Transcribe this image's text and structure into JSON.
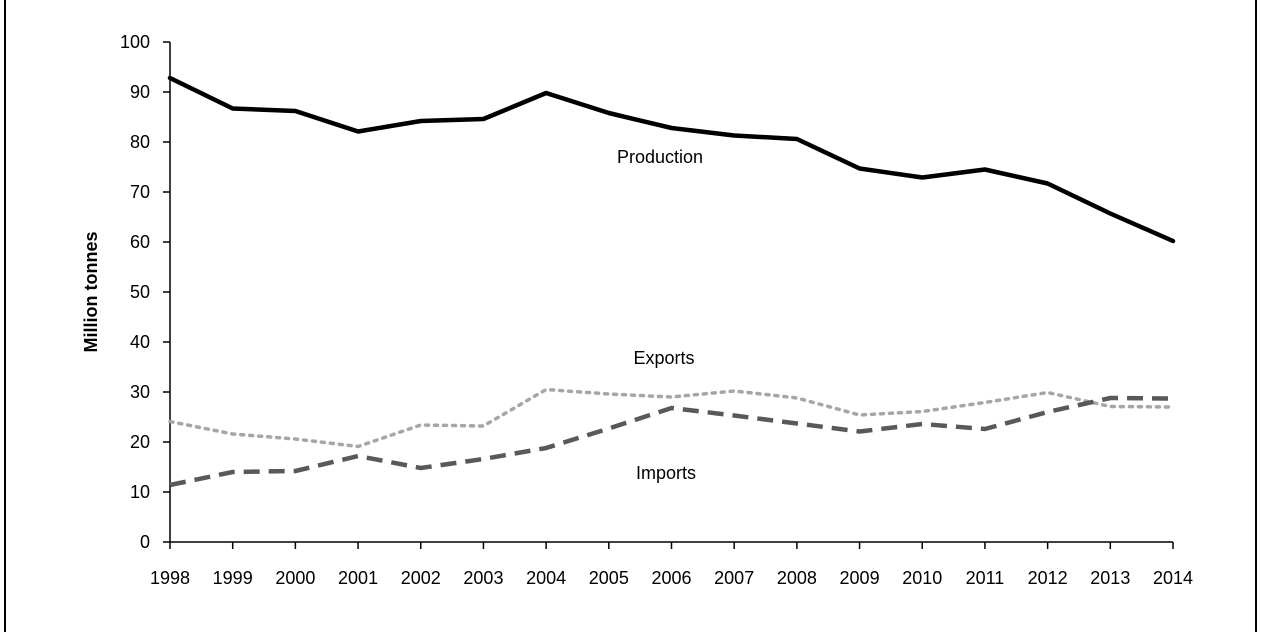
{
  "chart_data": {
    "type": "line",
    "title": "",
    "xlabel": "",
    "ylabel": "Million tonnes",
    "ylim": [
      0,
      100
    ],
    "yticks": [
      0,
      10,
      20,
      30,
      40,
      50,
      60,
      70,
      80,
      90,
      100
    ],
    "x": [
      "1998",
      "1999",
      "2000",
      "2001",
      "2002",
      "2003",
      "2004",
      "2005",
      "2006",
      "2007",
      "2008",
      "2009",
      "2010",
      "2011",
      "2012",
      "2013",
      "2014"
    ],
    "grid": false,
    "legend": "none (series labelled inline)",
    "series": [
      {
        "name": "Production",
        "style": "solid",
        "color": "#000000",
        "values": [
          92.8,
          86.7,
          86.2,
          82.1,
          84.2,
          84.6,
          89.8,
          85.8,
          82.8,
          81.3,
          80.6,
          74.7,
          72.9,
          74.5,
          71.7,
          65.7,
          60.2
        ]
      },
      {
        "name": "Exports",
        "style": "dotted",
        "color": "#a6a6a6",
        "values": [
          24.1,
          21.6,
          20.6,
          19.1,
          23.4,
          23.2,
          30.5,
          29.6,
          29.0,
          30.2,
          28.8,
          25.4,
          26.1,
          27.9,
          29.9,
          27.1,
          27.0
        ]
      },
      {
        "name": "Imports",
        "style": "dashed",
        "color": "#595959",
        "values": [
          11.4,
          14.0,
          14.2,
          17.2,
          14.8,
          16.6,
          18.8,
          22.7,
          26.8,
          25.3,
          23.7,
          22.1,
          23.6,
          22.6,
          26.0,
          28.8,
          28.7
        ]
      }
    ],
    "annotations": [
      {
        "text": "Production",
        "series": "Production"
      },
      {
        "text": "Exports",
        "series": "Exports"
      },
      {
        "text": "Imports",
        "series": "Imports"
      }
    ]
  }
}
━━━━
Task description |
Pull out every line containing "name".

Result below |
        "name": "Production",
        "name": "Exports",
        "name": "Imports",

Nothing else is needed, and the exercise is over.